▶ _Data to use_
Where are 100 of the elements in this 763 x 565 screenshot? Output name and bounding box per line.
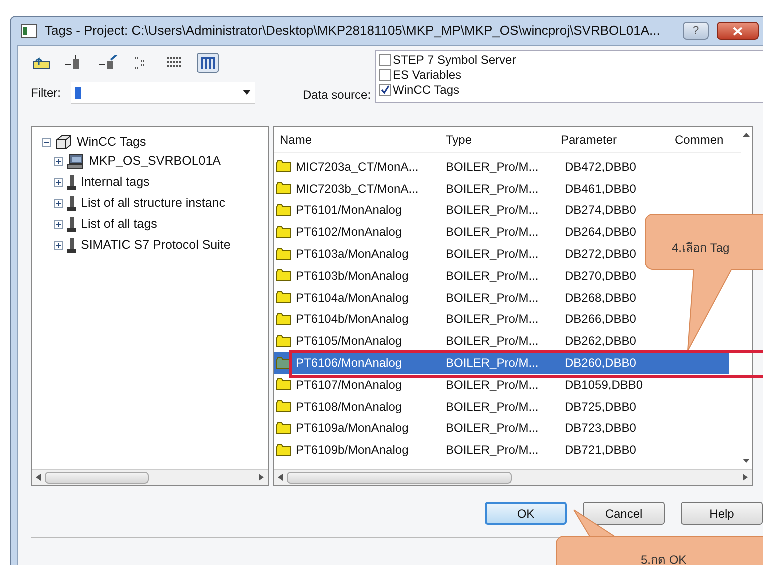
edit-tag-icon[interactable]: [99, 55, 119, 71]
tree-item[interactable]: SIMATIC S7 Protocol Suite: [81, 236, 231, 255]
table-cell-text: PT6101/MonAnalog: [296, 202, 404, 220]
left-arrow-icon[interactable]: [36, 474, 41, 481]
table-cell-text: MIC7203b_CT/MonA...: [296, 180, 420, 198]
table-cell-text: BOILER_Pro/M...: [446, 420, 540, 438]
up-arrow-icon[interactable]: [743, 133, 750, 137]
window-title: Tags - Project: C:\Users\Administrator\Desktop\MKP28181105\MKP_MP\MKP_OS\wincproj\SVRBOL01A...: [45, 22, 662, 40]
table-cell-text: BOILER_Pro/M...: [446, 333, 540, 350]
table-cell-text: PT6108/MonAnalog: [296, 398, 404, 416]
table-cell-text: PT6109b/MonAnalog: [296, 442, 410, 460]
scroll-thumb[interactable]: [287, 472, 512, 484]
expand-icon[interactable]: [54, 241, 63, 250]
column-header[interactable]: Type: [446, 130, 561, 148]
computer-icon: [67, 154, 85, 170]
callout-text: 5.กด OK: [641, 553, 687, 565]
dialog-button[interactable]: Cancel: [583, 502, 665, 525]
tree-item[interactable]: WinCC Tags: [77, 132, 146, 152]
table-row[interactable]: PT6105/MonAnalog BOILER_Pro/M... DB262,DBB0: [274, 330, 729, 352]
text-cursor: [75, 86, 81, 98]
table-row[interactable]: PT6104a/MonAnalog BOILER_Pro/M... DB268,DBB0: [274, 286, 729, 309]
table-cell-text: BOILER_Pro/M...: [446, 268, 540, 285]
connector-icon: [67, 196, 77, 212]
right-arrow-icon[interactable]: [743, 474, 748, 481]
folder-up-icon[interactable]: [33, 56, 51, 70]
table-cell-text: PT6105/MonAnalog: [296, 333, 404, 350]
table-row[interactable]: MIC7203a_CT/MonA... BOILER_Pro/M... DB472,DBB0: [274, 156, 729, 178]
down-arrow-icon[interactable]: [743, 459, 750, 463]
horizontal-scrollbar[interactable]: [274, 469, 752, 485]
table-cell-text: DB264,DBB0: [565, 224, 638, 242]
table-cell-text: DB274,DBB0: [565, 202, 638, 220]
table-cell-text: DB1059,DBB0: [565, 376, 644, 394]
table-row[interactable]: PT6109b/MonAnalog BOILER_Pro/M... DB721,DBB0: [274, 439, 729, 462]
column-header[interactable]: Name: [280, 130, 446, 148]
table-cell-text: BOILER_Pro/M...: [446, 398, 540, 416]
checkmark-icon: [380, 85, 390, 94]
table-cell-text: BOILER_Pro/M...: [446, 442, 540, 460]
connector-icon: [67, 238, 77, 254]
table-row[interactable]: PT6106/MonAnalog BOILER_Pro/M... DB260,DBB0: [274, 352, 729, 374]
tree-item[interactable]: List of all tags: [81, 215, 158, 234]
tree-item[interactable]: MKP_OS_SVRBOL01A: [89, 152, 222, 171]
expand-icon[interactable]: [54, 178, 63, 187]
table-cell-text: DB721,DBB0: [565, 442, 638, 460]
table-cell-text: BOILER_Pro/M...: [446, 290, 540, 307]
table-row[interactable]: PT6109a/MonAnalog BOILER_Pro/M... DB723,DBB0: [274, 418, 729, 440]
table-cell-text: PT6104a/MonAnalog: [296, 290, 410, 307]
expand-icon[interactable]: [54, 157, 63, 166]
table-cell-text: BOILER_Pro/M...: [446, 311, 540, 328]
scroll-thumb[interactable]: [45, 472, 149, 484]
table-row[interactable]: PT6107/MonAnalog BOILER_Pro/M... DB1059,DBB0: [274, 374, 729, 396]
dialog-button[interactable]: Help: [681, 502, 763, 525]
close-icon: [733, 26, 743, 36]
table-cell-text: PT6104b/MonAnalog: [296, 311, 410, 328]
table-cell-text: DB266,DBB0: [565, 311, 638, 328]
window-icon: [21, 24, 37, 38]
dialog-button[interactable]: OK: [485, 502, 567, 525]
connector-icon: [67, 174, 77, 190]
help-button[interactable]: ?: [683, 22, 709, 40]
table-row[interactable]: PT6101/MonAnalog BOILER_Pro/M... DB274,DBB0: [274, 200, 729, 222]
details-view-icon[interactable]: [197, 53, 219, 73]
table-cell-text: MIC7203a_CT/MonA...: [296, 158, 420, 176]
data-source-label: Data source:: [303, 87, 372, 104]
column-header[interactable]: Parameter: [561, 130, 675, 148]
dropdown-caret-icon[interactable]: [243, 90, 251, 95]
data-source-option: STEP 7 Symbol Server: [393, 54, 516, 66]
expand-icon[interactable]: [54, 220, 63, 229]
table-cell-text: BOILER_Pro/M...: [446, 224, 540, 242]
tags-folder-icon: [55, 134, 73, 150]
column-header[interactable]: Commen: [675, 130, 741, 148]
tree-item[interactable]: Internal tags: [81, 173, 150, 192]
table-cell-text: BOILER_Pro/M...: [446, 376, 540, 394]
collapse-icon[interactable]: [42, 138, 51, 146]
table-cell-text: PT6106/MonAnalog: [296, 355, 404, 372]
checkbox[interactable]: [379, 54, 392, 66]
table-cell-text: DB262,DBB0: [565, 333, 638, 350]
horizontal-scrollbar[interactable]: [32, 469, 268, 485]
right-arrow-icon[interactable]: [259, 474, 264, 481]
list-view-icon[interactable]: [165, 56, 183, 70]
table-cell-text: PT6102/MonAnalog: [296, 224, 404, 242]
table-cell-text: DB270,DBB0: [565, 268, 638, 285]
table-row[interactable]: MIC7203b_CT/MonA... BOILER_Pro/M... DB461,DBB0: [274, 178, 729, 200]
table-cell-text: PT6107/MonAnalog: [296, 376, 404, 394]
table-row[interactable]: PT6108/MonAnalog BOILER_Pro/M... DB725,DBB0: [274, 396, 729, 418]
expand-icon[interactable]: [54, 199, 63, 208]
table-row[interactable]: PT6103b/MonAnalog BOILER_Pro/M... DB270,DBB0: [274, 264, 729, 287]
table-cell-text: BOILER_Pro/M...: [446, 180, 540, 198]
table-cell-text: BOILER_Pro/M...: [446, 355, 540, 372]
table-cell-text: DB472,DBB0: [565, 158, 638, 176]
left-arrow-icon[interactable]: [278, 474, 283, 481]
filter-combo[interactable]: [71, 82, 255, 104]
table-cell-text: DB725,DBB0: [565, 398, 638, 416]
table-cell-text: DB260,DBB0: [565, 355, 638, 372]
table-cell-text: DB461,DBB0: [565, 180, 638, 198]
checkbox[interactable]: [379, 68, 392, 80]
callout-text: 4.เลือก Tag: [672, 241, 730, 255]
filter-label: Filter:: [31, 85, 61, 102]
close-button[interactable]: [717, 22, 759, 40]
checkbox[interactable]: [379, 84, 392, 96]
tree-item[interactable]: List of all structure instanc: [81, 194, 226, 213]
table-row[interactable]: PT6104b/MonAnalog BOILER_Pro/M... DB266,DBB0: [274, 308, 729, 330]
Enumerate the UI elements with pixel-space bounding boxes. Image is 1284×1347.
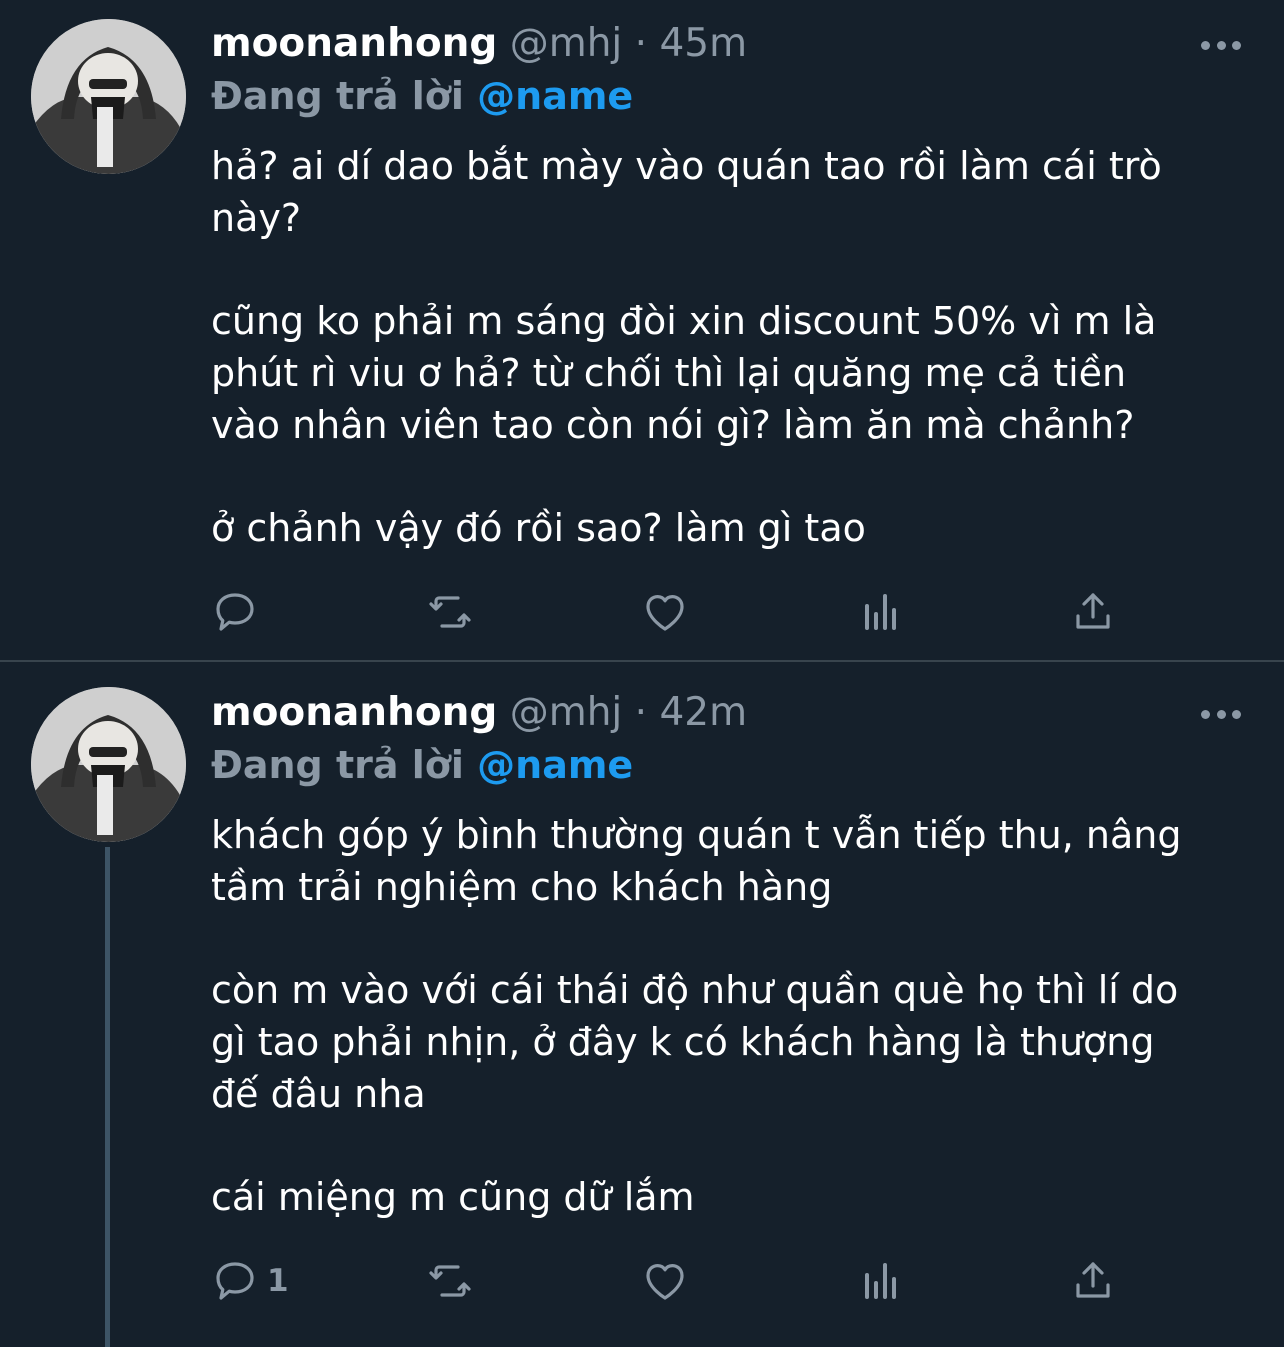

▶ _Aim of the task_
Please convert the lines from the line with "edit-tag-icon[interactable]: [99, 55, 119, 71]" to the line with "expand-icon[interactable]: [54, 241, 63, 250]", both included, into a JSON list of strings with one string per line and no blank lines.

▶ _Worked solution_
[
  "edit-tag-icon[interactable]: [99, 55, 119, 71]",
  "tree-item[interactable]: SIMATIC S7 Protocol Suite: [81, 236, 231, 255]",
  "table-cell-text: PT6101/MonAnalog: [296, 202, 404, 220]",
  "left-arrow-icon[interactable]: [36, 474, 41, 481]",
  "table-cell-text: MIC7203b_CT/MonA...: [296, 180, 420, 198]",
  "table-cell-text: BOILER_Pro/M...: [446, 420, 540, 438]",
  "up-arrow-icon[interactable]: [743, 133, 750, 137]",
  "window-title: Tags - Project: C:\\Users\\Administrator\\Desktop\\MKP28181105\\MKP_MP\\MKP_OS\\wincproj\\SVRBOL01A...: [45, 22, 662, 40]",
  "table-cell-text: BOILER_Pro/M...: [446, 333, 540, 350]",
  "table-cell-text: PT6108/MonAnalog: [296, 398, 404, 416]",
  "table-cell-text: PT6109b/MonAnalog: [296, 442, 410, 460]",
  "scroll-thumb[interactable]: [287, 472, 512, 484]",
  "expand-icon[interactable]: [54, 241, 63, 250]"
]